**EXERCISE DESCRIPTION:** Look below and pull out each line with the word "Принимать".

** Start RECORDS PROVIDED **

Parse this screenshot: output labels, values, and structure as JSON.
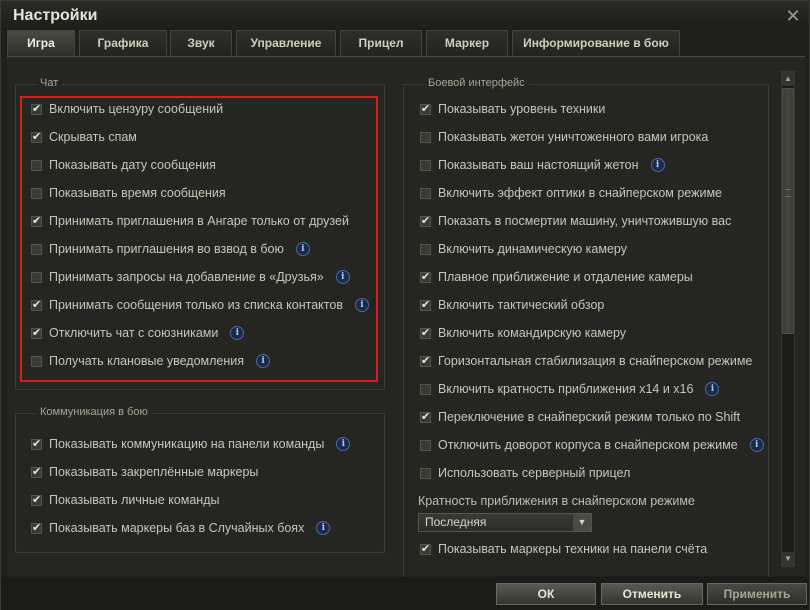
{
  "window": {
    "title": "Настройки",
    "close_label": "✕"
  },
  "tabs": [
    {
      "label": "Игра",
      "active": true
    },
    {
      "label": "Графика"
    },
    {
      "label": "Звук"
    },
    {
      "label": "Управление"
    },
    {
      "label": "Прицел"
    },
    {
      "label": "Маркер"
    },
    {
      "label": "Информирование в бою"
    }
  ],
  "chat": {
    "title": "Чат",
    "items": [
      {
        "label": "Включить цензуру сообщений",
        "checked": true
      },
      {
        "label": "Скрывать спам",
        "checked": true
      },
      {
        "label": "Показывать дату сообщения",
        "checked": false
      },
      {
        "label": "Показывать время сообщения",
        "checked": false
      },
      {
        "label": "Принимать приглашения в Ангаре только от друзей",
        "checked": true
      },
      {
        "label": "Принимать приглашения во взвод в бою",
        "checked": false,
        "info": true
      },
      {
        "label": "Принимать запросы на добавление в «Друзья»",
        "checked": false,
        "info": true
      },
      {
        "label": "Принимать сообщения только из списка контактов",
        "checked": true,
        "info": true
      },
      {
        "label": "Отключить чат с союзниками",
        "checked": true,
        "info": true
      },
      {
        "label": "Получать клановые уведомления",
        "checked": false,
        "info": true
      }
    ]
  },
  "communication": {
    "title": "Коммуникация в бою",
    "items": [
      {
        "label": "Показывать коммуникацию на панели команды",
        "checked": true,
        "info": true
      },
      {
        "label": "Показывать закреплённые маркеры",
        "checked": true
      },
      {
        "label": "Показывать личные команды",
        "checked": true
      },
      {
        "label": "Показывать маркеры баз в Случайных боях",
        "checked": true,
        "info": true
      }
    ]
  },
  "battle": {
    "title": "Боевой интерфейс",
    "items": [
      {
        "label": "Показывать уровень техники",
        "checked": true
      },
      {
        "label": "Показывать жетон уничтоженного вами игрока",
        "checked": false
      },
      {
        "label": "Показывать ваш настоящий жетон",
        "checked": false,
        "info": true
      },
      {
        "label": "Включить эффект оптики в снайперском режиме",
        "checked": false
      },
      {
        "label": "Показать в посмертии машину, уничтожившую вас",
        "checked": true
      },
      {
        "label": "Включить динамическую камеру",
        "checked": false
      },
      {
        "label": "Плавное приближение и отдаление камеры",
        "checked": true
      },
      {
        "label": "Включить тактический обзор",
        "checked": true
      },
      {
        "label": "Включить командирскую камеру",
        "checked": true
      },
      {
        "label": "Горизонтальная стабилизация в снайперском режиме",
        "checked": true
      },
      {
        "label": "Включить кратность приближения x14 и x16",
        "checked": false,
        "info": true
      },
      {
        "label": "Переключение в снайперский режим только по Shift",
        "checked": true
      },
      {
        "label": "Отключить доворот корпуса в снайперском режиме",
        "checked": false,
        "info": true
      },
      {
        "label": "Использовать серверный прицел",
        "checked": false
      }
    ],
    "zoom_label": "Кратность приближения в снайперском режиме",
    "zoom_value": "Последняя",
    "last_item": {
      "label": "Показывать маркеры техники на панели счёта",
      "checked": true
    }
  },
  "footer": {
    "ok": "ОК",
    "cancel": "Отменить",
    "apply": "Применить"
  },
  "colors": {
    "highlight": "#d81e1e",
    "info": "#4a6aa0"
  },
  "icons": {
    "info": "i",
    "dropdown": "▼",
    "scroll_up": "▲",
    "scroll_down": "▼"
  }
}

** End RECORDS PROVIDED **

**ANSWER FOR THIS EXERCISE:**
        "label": "Принимать приглашения в Ангаре только от друзей",
        "label": "Принимать приглашения во взвод в бою",
        "label": "Принимать запросы на добавление в «Друзья»",
        "label": "Принимать сообщения только из списка контактов",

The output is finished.